Task requirements =>
Give only the number of lines below that contain the word "output".

Dataset records =>
········

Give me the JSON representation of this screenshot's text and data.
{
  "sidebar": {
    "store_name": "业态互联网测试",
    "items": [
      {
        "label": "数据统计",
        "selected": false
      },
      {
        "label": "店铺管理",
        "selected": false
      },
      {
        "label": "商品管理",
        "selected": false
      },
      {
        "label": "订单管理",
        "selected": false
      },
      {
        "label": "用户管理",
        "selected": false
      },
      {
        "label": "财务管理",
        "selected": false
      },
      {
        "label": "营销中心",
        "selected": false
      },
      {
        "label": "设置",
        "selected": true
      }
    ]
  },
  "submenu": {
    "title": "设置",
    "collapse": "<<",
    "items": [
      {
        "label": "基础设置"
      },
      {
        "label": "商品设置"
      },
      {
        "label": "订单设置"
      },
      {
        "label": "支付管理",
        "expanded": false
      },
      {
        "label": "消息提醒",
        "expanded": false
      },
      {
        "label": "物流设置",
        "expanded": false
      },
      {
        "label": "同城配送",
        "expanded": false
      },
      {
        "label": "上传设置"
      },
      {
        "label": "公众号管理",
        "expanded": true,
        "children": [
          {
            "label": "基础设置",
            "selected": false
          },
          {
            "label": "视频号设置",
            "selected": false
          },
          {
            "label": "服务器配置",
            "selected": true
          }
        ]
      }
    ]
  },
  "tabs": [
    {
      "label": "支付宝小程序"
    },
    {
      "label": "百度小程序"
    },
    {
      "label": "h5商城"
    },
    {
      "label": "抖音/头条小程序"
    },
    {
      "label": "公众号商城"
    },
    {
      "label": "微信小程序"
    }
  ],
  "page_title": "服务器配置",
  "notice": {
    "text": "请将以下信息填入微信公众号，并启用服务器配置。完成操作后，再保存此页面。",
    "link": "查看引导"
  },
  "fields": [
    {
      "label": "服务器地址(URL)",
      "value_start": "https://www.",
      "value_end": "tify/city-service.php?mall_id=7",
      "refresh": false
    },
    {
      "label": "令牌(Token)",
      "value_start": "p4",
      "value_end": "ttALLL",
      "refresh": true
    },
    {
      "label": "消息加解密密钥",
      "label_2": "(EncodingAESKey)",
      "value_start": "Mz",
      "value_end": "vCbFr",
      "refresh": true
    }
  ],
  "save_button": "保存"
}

········

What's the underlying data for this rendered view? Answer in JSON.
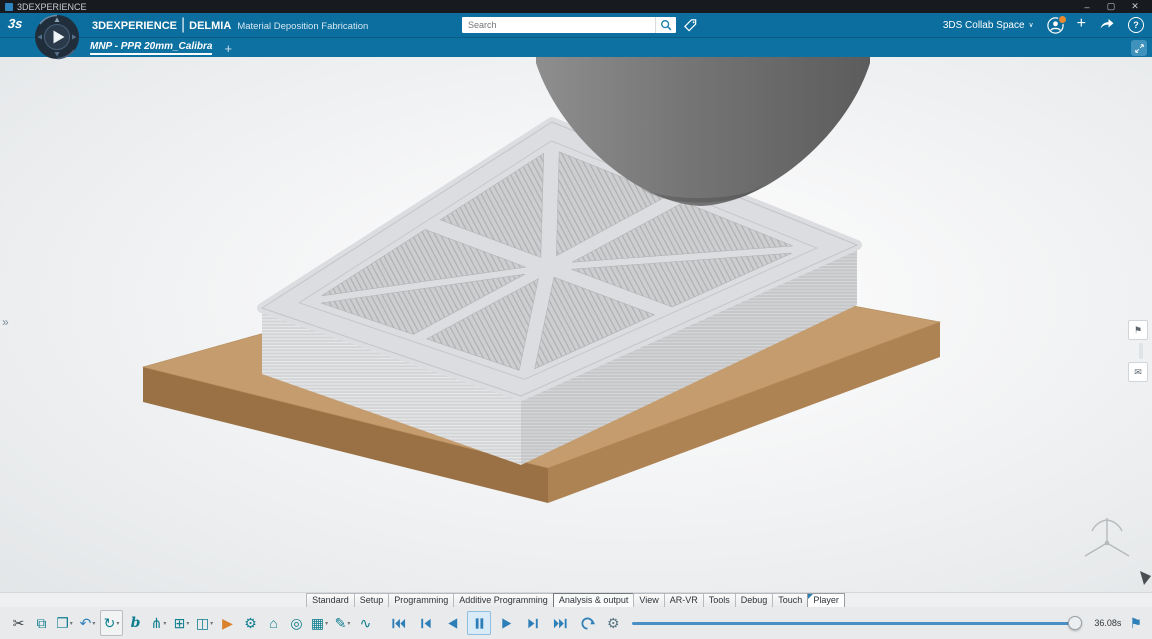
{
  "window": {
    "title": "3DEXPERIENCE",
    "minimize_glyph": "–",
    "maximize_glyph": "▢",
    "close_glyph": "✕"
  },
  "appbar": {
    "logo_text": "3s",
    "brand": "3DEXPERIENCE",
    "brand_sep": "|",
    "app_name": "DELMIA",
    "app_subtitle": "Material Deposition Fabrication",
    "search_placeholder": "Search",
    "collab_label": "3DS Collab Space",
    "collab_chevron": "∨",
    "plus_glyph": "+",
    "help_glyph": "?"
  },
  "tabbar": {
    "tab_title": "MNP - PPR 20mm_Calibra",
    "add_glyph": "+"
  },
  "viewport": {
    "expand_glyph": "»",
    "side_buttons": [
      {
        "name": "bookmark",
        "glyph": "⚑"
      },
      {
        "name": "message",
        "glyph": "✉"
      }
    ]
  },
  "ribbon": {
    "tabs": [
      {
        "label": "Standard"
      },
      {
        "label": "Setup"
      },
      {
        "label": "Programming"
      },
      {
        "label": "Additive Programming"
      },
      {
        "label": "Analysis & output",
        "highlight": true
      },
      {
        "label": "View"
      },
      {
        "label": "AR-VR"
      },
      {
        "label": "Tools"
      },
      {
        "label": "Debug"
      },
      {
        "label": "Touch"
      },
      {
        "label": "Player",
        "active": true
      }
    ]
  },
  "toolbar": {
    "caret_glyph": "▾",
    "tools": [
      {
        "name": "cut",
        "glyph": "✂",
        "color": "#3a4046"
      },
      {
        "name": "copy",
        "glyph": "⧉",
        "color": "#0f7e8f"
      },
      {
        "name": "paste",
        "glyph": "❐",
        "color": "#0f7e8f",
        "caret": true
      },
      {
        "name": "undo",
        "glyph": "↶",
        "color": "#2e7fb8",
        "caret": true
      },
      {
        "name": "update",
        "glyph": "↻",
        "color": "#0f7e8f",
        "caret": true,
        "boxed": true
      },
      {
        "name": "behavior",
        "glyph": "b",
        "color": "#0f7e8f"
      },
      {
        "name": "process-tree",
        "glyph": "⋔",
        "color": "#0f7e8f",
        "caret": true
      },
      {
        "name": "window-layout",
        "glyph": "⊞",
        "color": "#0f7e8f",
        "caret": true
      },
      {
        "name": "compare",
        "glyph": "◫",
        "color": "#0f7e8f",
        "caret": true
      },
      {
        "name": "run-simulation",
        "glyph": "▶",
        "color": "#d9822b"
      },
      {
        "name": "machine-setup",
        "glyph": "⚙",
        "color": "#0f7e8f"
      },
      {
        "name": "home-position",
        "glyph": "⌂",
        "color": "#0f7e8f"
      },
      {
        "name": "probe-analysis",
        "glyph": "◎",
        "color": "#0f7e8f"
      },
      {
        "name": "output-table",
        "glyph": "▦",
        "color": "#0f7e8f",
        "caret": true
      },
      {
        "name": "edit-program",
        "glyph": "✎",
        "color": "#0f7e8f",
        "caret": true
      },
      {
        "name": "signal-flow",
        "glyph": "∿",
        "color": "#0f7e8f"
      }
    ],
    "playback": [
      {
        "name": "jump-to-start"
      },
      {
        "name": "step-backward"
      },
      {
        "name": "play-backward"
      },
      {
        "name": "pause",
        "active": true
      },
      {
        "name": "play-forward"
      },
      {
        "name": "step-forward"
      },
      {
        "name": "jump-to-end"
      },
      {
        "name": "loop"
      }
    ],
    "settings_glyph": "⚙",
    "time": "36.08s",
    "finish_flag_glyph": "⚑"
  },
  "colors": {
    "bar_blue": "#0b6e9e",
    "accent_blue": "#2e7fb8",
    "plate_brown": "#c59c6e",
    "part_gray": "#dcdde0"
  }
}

········

Task answer =>
2